TASK DESCRIPTION: All of the entries need to be written out again, exactly as they are.
* start MATERIAL PROVIDED *
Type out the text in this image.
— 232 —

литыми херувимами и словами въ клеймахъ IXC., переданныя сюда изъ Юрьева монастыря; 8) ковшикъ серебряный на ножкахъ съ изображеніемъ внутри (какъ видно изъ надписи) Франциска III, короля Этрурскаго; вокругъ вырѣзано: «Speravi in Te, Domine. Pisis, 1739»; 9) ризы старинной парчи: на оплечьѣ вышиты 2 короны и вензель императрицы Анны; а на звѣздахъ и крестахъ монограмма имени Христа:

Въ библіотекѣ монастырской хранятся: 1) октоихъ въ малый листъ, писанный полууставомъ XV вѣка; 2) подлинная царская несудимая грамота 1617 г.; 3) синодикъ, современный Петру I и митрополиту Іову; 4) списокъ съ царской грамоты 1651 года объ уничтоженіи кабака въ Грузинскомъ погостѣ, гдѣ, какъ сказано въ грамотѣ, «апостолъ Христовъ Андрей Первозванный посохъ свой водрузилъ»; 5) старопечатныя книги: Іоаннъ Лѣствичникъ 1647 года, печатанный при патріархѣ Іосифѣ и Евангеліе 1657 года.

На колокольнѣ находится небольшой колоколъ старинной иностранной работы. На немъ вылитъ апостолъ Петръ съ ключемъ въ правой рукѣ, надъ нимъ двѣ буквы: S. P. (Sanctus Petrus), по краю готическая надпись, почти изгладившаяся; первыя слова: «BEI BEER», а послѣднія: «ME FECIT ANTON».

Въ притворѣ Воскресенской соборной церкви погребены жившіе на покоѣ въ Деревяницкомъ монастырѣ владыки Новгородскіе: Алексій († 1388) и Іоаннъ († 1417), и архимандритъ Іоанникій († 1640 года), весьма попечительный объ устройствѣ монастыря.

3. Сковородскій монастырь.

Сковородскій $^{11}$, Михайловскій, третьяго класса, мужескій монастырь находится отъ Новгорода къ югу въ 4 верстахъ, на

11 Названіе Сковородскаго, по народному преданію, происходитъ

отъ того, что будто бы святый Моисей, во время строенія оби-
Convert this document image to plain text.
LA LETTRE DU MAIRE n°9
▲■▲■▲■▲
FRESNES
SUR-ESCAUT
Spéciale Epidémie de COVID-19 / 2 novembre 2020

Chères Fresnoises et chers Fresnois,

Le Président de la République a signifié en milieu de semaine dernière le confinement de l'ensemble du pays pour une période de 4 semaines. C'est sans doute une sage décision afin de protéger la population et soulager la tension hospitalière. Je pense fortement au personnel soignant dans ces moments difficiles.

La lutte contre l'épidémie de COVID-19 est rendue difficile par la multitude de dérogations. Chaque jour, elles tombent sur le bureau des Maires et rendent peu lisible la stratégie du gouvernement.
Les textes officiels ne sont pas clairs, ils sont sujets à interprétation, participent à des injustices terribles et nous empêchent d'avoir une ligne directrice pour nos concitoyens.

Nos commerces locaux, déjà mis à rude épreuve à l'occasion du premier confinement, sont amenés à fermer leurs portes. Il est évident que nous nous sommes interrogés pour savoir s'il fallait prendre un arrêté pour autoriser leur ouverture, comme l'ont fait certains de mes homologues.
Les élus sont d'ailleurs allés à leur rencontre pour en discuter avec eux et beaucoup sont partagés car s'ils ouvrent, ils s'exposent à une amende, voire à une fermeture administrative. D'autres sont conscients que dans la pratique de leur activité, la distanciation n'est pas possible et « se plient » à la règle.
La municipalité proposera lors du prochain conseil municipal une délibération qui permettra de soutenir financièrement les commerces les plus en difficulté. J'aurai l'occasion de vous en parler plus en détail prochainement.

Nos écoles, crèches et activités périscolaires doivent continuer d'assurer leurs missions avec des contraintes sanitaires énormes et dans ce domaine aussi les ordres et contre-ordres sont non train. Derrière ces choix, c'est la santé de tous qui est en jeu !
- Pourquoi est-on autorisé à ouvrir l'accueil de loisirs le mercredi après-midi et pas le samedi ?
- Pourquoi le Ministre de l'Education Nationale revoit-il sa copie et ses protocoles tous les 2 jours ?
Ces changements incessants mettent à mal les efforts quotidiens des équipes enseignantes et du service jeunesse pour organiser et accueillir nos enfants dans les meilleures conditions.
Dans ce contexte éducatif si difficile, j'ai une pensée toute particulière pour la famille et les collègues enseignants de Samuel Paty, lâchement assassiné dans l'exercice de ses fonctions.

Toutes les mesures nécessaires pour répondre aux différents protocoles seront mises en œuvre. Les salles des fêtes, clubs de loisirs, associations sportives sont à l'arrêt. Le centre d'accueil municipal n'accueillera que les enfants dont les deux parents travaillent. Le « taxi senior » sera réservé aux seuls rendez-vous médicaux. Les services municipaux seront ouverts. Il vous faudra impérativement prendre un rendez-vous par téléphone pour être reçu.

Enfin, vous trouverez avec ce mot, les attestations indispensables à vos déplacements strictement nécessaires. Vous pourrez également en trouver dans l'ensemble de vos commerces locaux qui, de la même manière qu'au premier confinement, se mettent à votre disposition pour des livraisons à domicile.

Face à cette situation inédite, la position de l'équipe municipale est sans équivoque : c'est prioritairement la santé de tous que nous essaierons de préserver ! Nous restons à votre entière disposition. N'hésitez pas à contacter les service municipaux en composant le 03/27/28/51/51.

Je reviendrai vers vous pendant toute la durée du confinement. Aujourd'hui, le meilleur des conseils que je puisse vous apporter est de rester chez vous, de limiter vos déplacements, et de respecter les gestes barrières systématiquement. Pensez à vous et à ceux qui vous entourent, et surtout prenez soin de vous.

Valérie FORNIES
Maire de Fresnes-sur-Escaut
* end MATERIAL PROVIDED *
COMPLETED TASK:
Type out the text in this image.
— 232 —

литыми херувимами и словами въ клеймахъ IXC., переданныя сюда изъ Юрьева монастыря; 8) ковшикъ серебряный на ножкахъ съ изображеніемъ внутри (какъ видно изъ надписи) Франциска III, короля Этрурскаго; вокругъ вырѣзано: «Speravi in Te, Domine. Pisis, 1739»; 9) ризы старинной парчи: на оплечьѣ вышиты 2 короны и вензель императрицы Анны; а на звѣздахъ и крестахъ монограмма имени Христа:

Въ библіотекѣ монастырской хранятся: 1) октоихъ въ малый листъ, писанный полууставомъ XV вѣка; 2) подлинная царская несудимая грамота 1617 г.; 3) синодикъ, современный Петру I и митрополиту Іову; 4) списокъ съ царской грамоты 1651 года объ уничтоженіи кабака въ Грузинскомъ погостѣ, гдѣ, какъ сказано въ грамотѣ, «апостолъ Христовъ Андрей Первозванный посохъ свой водрузилъ»; 5) старопечатныя книги: Іоаннъ Лѣствичникъ 1647 года, печатанный при патріархѣ Іосифѣ и Евангеліе 1657 года.

На колокольнѣ находится небольшой колоколъ старинной иностранной работы. На немъ вылитъ апостолъ Петръ съ ключемъ въ правой рукѣ, надъ нимъ двѣ буквы: S. P. (Sanctus Petrus), по краю готическая надпись, почти изгладившаяся; первыя слова: «BEI BEER», а послѣднія: «ME FECIT ANTON».

Въ притворѣ Воскресенской соборной церкви погребены жившіе на покоѣ въ Деревяницкомъ монастырѣ владыки Новгородскіе: Алексій († 1388) и Іоаннъ († 1417), и архимандритъ Іоанникій († 1640 года), весьма попечительный объ устройствѣ монастыря.

3. Сковородскій монастырь.

Сковородскій $^{11}$, Михайловскій, третьяго класса, мужескій монастырь находится отъ Новгорода къ югу въ 4 верстахъ, на

11 Названіе Сковородскаго, по народному преданію, происходитъ

отъ того, что будто бы святый Моисей, во время строенія оби-
Convert this document image to plain text.
LA LETTRE DU MAIRE n°9
▲■▲■▲■▲
FRESNES
SUR-ESCAUT
Spéciale Epidémie de COVID-19 / 2 novembre 2020

Chères Fresnoises et chers Fresnois,

Le Président de la République a signifié en milieu de semaine dernière le confinement de l'ensemble du pays pour une période de 4 semaines. C'est sans doute une sage décision afin de protéger la population et soulager la tension hospitalière. Je pense fortement au personnel soignant dans ces moments difficiles.

La lutte contre l'épidémie de COVID-19 est rendue difficile par la multitude de dérogations. Chaque jour, elles tombent sur le bureau des Maires et rendent peu lisible la stratégie du gouvernement.
Les textes officiels ne sont pas clairs, ils sont sujets à interprétation, participent à des injustices terribles et nous empêchent d'avoir une ligne directrice pour nos concitoyens.

Nos commerces locaux, déjà mis à rude épreuve à l'occasion du premier confinement, sont amenés à fermer leurs portes. Il est évident que nous nous sommes interrogés pour savoir s'il fallait prendre un arrêté pour autoriser leur ouverture, comme l'ont fait certains de mes homologues.
Les élus sont d'ailleurs allés à leur rencontre pour en discuter avec eux et beaucoup sont partagés car s'ils ouvrent, ils s'exposent à une amende, voire à une fermeture administrative. D'autres sont conscients que dans la pratique de leur activité, la distanciation n'est pas possible et « se plient » à la règle.
La municipalité proposera lors du prochain conseil municipal une délibération qui permettra de soutenir financièrement les commerces les plus en difficulté. J'aurai l'occasion de vous en parler plus en détail prochainement.

Nos écoles, crèches et activités périscolaires doivent continuer d'assurer leurs missions avec des contraintes sanitaires énormes et dans ce domaine aussi les ordres et contre-ordres sont non train. Derrière ces choix, c'est la santé de tous qui est en jeu !
- Pourquoi est-on autorisé à ouvrir l'accueil de loisirs le mercredi après-midi et pas le samedi ?
- Pourquoi le Ministre de l'Education Nationale revoit-il sa copie et ses protocoles tous les 2 jours ?
Ces changements incessants mettent à mal les efforts quotidiens des équipes enseignantes et du service jeunesse pour organiser et accueillir nos enfants dans les meilleures conditions.
Dans ce contexte éducatif si difficile, j'ai une pensée toute particulière pour la famille et les collègues enseignants de Samuel Paty, lâchement assassiné dans l'exercice de ses fonctions.

Toutes les mesures nécessaires pour répondre aux différents protocoles seront mises en œuvre. Les salles des fêtes, clubs de loisirs, associations sportives sont à l'arrêt. Le centre d'accueil municipal n'accueillera que les enfants dont les deux parents travaillent. Le « taxi senior » sera réservé aux seuls rendez-vous médicaux. Les services municipaux seront ouverts. Il vous faudra impérativement prendre un rendez-vous par téléphone pour être reçu.

Enfin, vous trouverez avec ce mot, les attestations indispensables à vos déplacements strictement nécessaires. Vous pourrez également en trouver dans l'ensemble de vos commerces locaux qui, de la même manière qu'au premier confinement, se mettent à votre disposition pour des livraisons à domicile.

Face à cette situation inédite, la position de l'équipe municipale est sans équivoque : c'est prioritairement la santé de tous que nous essaierons de préserver ! Nous restons à votre entière disposition. N'hésitez pas à contacter les service municipaux en composant le 03/27/28/51/51.

Je reviendrai vers vous pendant toute la durée du confinement. Aujourd'hui, le meilleur des conseils que je puisse vous apporter est de rester chez vous, de limiter vos déplacements, et de respecter les gestes barrières systématiquement. Pensez à vous et à ceux qui vous entourent, et surtout prenez soin de vous.

Valérie FORNIES
Maire de Fresnes-sur-Escaut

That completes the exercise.